* _Exercise data_
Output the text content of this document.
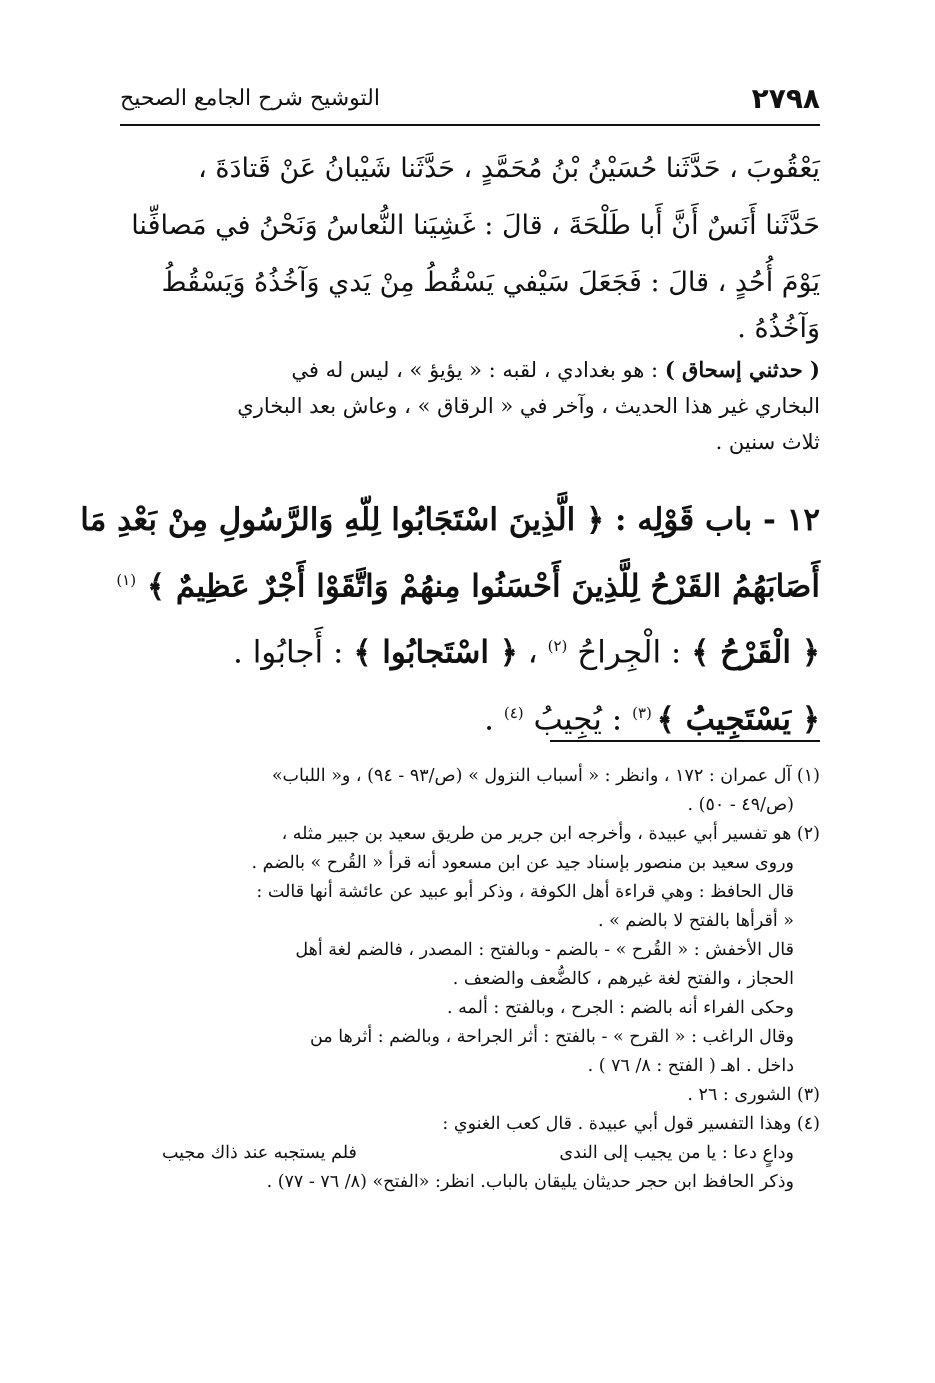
٢٧٩٨
التوشيح شرح الجامع الصحيح
يَعْقُوبَ ، حَدَّثَنا حُسَيْنُ بْنُ مُحَمَّدٍ ، حَدَّثَنا شَيْبانُ عَنْ قَتادَةَ ،
حَدَّثَنا أَنَسٌ أَنَّ أَبا طَلْحَةَ ، قالَ : غَشِيَنا النُّعاسُ وَنَحْنُ في مَصافِّنا
يَوْمَ أُحُدٍ ، قالَ : فَجَعَلَ سَيْفي يَسْقُطُ مِنْ يَدي وَآخُذُهُ وَيَسْقُطُ
وَآخُذُهُ .
( حدثني إسحاق ) : هو بغدادي ، لقبه : « يؤيؤ » ، ليس له في
البخاري غير هذا الحديث ، وآخر في « الرقاق » ، وعاش بعد البخاري
ثلاث سنين .
١٢ - باب قَوْلِه : ﴿ الَّذِينَ اسْتَجَابُوا لِلّهِ وَالرَّسُولِ مِنْ بَعْدِ مَا
أَصَابَهُمُ القَرْحُ لِلَّذِينَ أَحْسَنُوا مِنهُمْ وَاتَّقَوْا أَجْرٌ عَظِيمٌ ﴾ $^{(١)}$
﴿ الْقَرْحُ ﴾ : الْجِراحُ $^{(٢)}$ ، ﴿ اسْتَجابُوا ﴾ : أَجابُوا .
﴿ يَسْتَجِيبُ ﴾ $^{(٣)}$ : يُجِيبُ $^{(٤)}$ .
(١) آل عمران : ١٧٢ ، وانظر : « أسباب النزول » (ص/٩٣ - ٩٤) ، و« اللباب»
(ص/٤٩ - ٥٠) .
(٢) هو تفسير أبي عبيدة ، وأخرجه ابن جرير من طريق سعيد بن جبير مثله ،
وروى سعيد بن منصور بإسناد جيد عن ابن مسعود أنه قرأ « القُرح » بالضم .
قال الحافظ : وهي قراءة أهل الكوفة ، وذكر أبو عبيد عن عائشة أنها قالت :
« أقرأها بالفتح لا بالضم » .
قال الأخفش : « القُرح » - بالضم - وبالفتح : المصدر ، فالضم لغة أهل
الحجاز ، والفتح لغة غيرهم ، كالضُّعف والضعف .
وحكى الفراء أنه بالضم : الجرح ، وبالفتح : ألمه .
وقال الراغب : « القرح » - بالفتح : أثر الجراحة ، وبالضم : أثرها من
داخل . اهـ ( الفتح : ٨/ ٧٦ ) .
(٣) الشورى : ٢٦ .
(٤) وهذا التفسير قول أبي عبيدة . قال كعب الغنوي :
وداعٍ دعا : يا من يجيب إلى الندى
فلم يستجبه عند ذاك مجيب
وذكر الحافظ ابن حجر حديثان يليقان بالباب. انظر: «الفتح» (٨/ ٧٦ - ٧٧) .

* _Short problem_
Copy every line of the listing where the word "وبالفتح" appears.

* _Expected answer_
قال الأخفش : « القُرح » - بالضم - وبالفتح : المصدر ، فالضم لغة أهل
وحكى الفراء أنه بالضم : الجرح ، وبالفتح : ألمه .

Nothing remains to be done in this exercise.